--- Records for this task ---
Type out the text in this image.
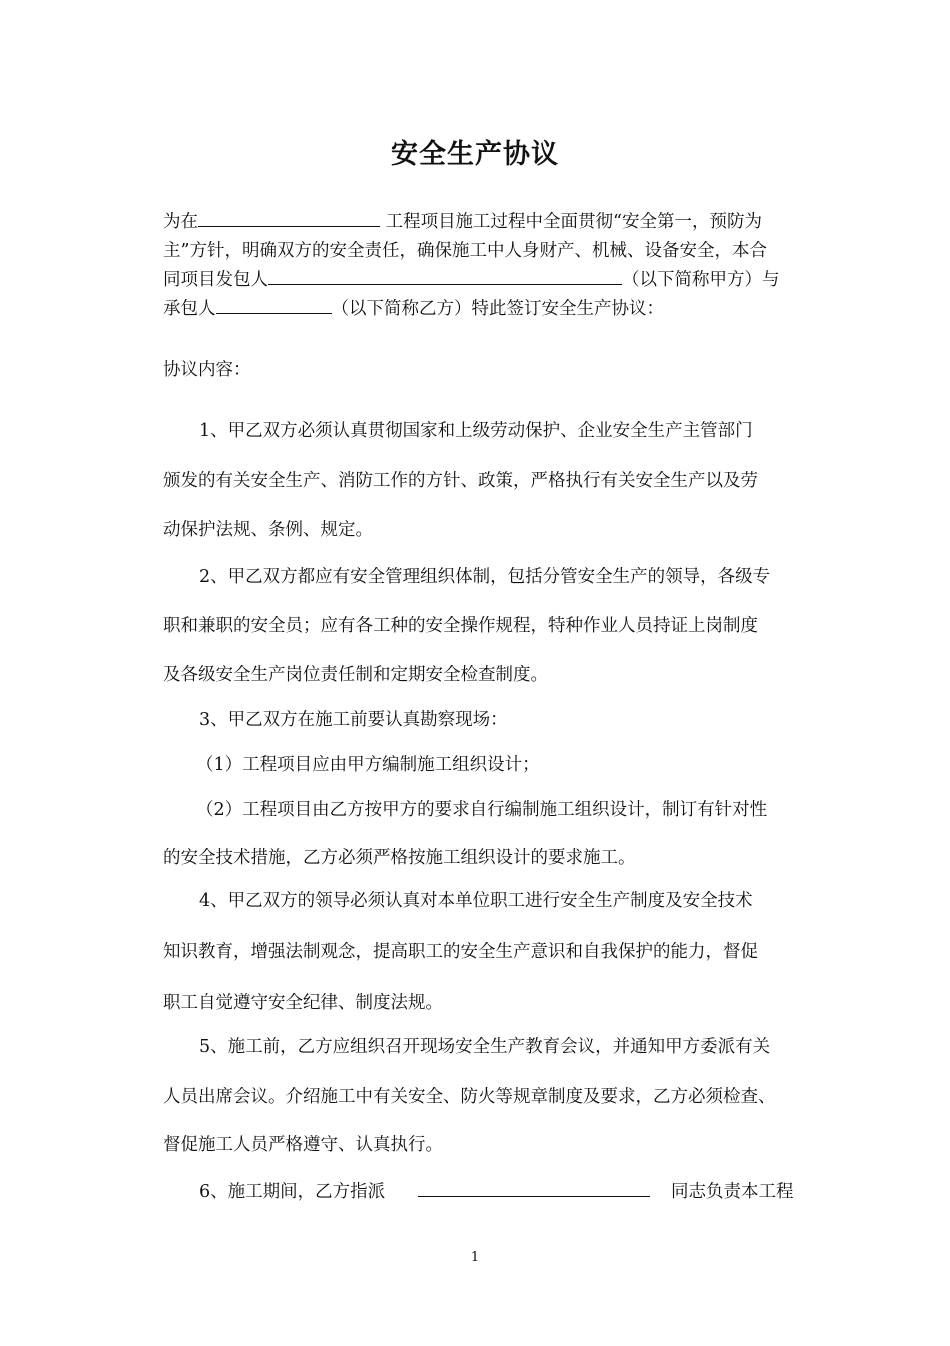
安全生产协议
为在	工程项目施工过程中全面贯彻“安全第一，预防为
主”方针，明确双方的安全责任，确保施工中人身财产、机械、设备安全，本合
同项目发包人	（以下简称甲方）与
承包人	（以下简称乙方）特此签订安全生产协议：
协议内容：
1、甲乙双方必须认真贯彻国家和上级劳动保护、企业安全生产主管部门
颁发的有关安全生产、消防工作的方针、政策，严格执行有关安全生产以及劳
动保护法规、条例、规定。
2、甲乙双方都应有安全管理组织体制，包括分管安全生产的领导，各级专
职和兼职的安全员；应有各工种的安全操作规程，特种作业人员持证上岗制度
及各级安全生产岗位责任制和定期安全检查制度。
3、甲乙双方在施工前要认真勘察现场：
（1）工程项目应由甲方编制施工组织设计；
（2）工程项目由乙方按甲方的要求自行编制施工组织设计，制订有针对性
的安全技术措施，乙方必须严格按施工组织设计的要求施工。
4、甲乙双方的领导必须认真对本单位职工进行安全生产制度及安全技术
知识教育，增强法制观念，提高职工的安全生产意识和自我保护的能力，督促
职工自觉遵守安全纪律、制度法规。
5、施工前，乙方应组织召开现场安全生产教育会议，并通知甲方委派有关
人员出席会议。介绍施工中有关安全、防火等规章制度及要求，乙方必须检查、
督促施工人员严格遵守、认真执行。
6、施工期间，乙方指派	同志负责本工程
1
---
Exercise brief: Retype each line of the listing above word for word. Exclude the pictures.

Completed exercise:
Type out the text in this image.
安全生产协议
为在	工程项目施工过程中全面贯彻“安全第一，预防为
主”方针，明确双方的安全责任，确保施工中人身财产、机械、设备安全，本合
同项目发包人	（以下简称甲方）与
承包人	（以下简称乙方）特此签订安全生产协议：
协议内容：
1、甲乙双方必须认真贯彻国家和上级劳动保护、企业安全生产主管部门
颁发的有关安全生产、消防工作的方针、政策，严格执行有关安全生产以及劳
动保护法规、条例、规定。
2、甲乙双方都应有安全管理组织体制，包括分管安全生产的领导，各级专
职和兼职的安全员；应有各工种的安全操作规程，特种作业人员持证上岗制度
及各级安全生产岗位责任制和定期安全检查制度。
3、甲乙双方在施工前要认真勘察现场：
（1）工程项目应由甲方编制施工组织设计；
（2）工程项目由乙方按甲方的要求自行编制施工组织设计，制订有针对性
的安全技术措施，乙方必须严格按施工组织设计的要求施工。
4、甲乙双方的领导必须认真对本单位职工进行安全生产制度及安全技术
知识教育，增强法制观念，提高职工的安全生产意识和自我保护的能力，督促
职工自觉遵守安全纪律、制度法规。
5、施工前，乙方应组织召开现场安全生产教育会议，并通知甲方委派有关
人员出席会议。介绍施工中有关安全、防火等规章制度及要求，乙方必须检查、
督促施工人员严格遵守、认真执行。
6、施工期间，乙方指派	同志负责本工程
1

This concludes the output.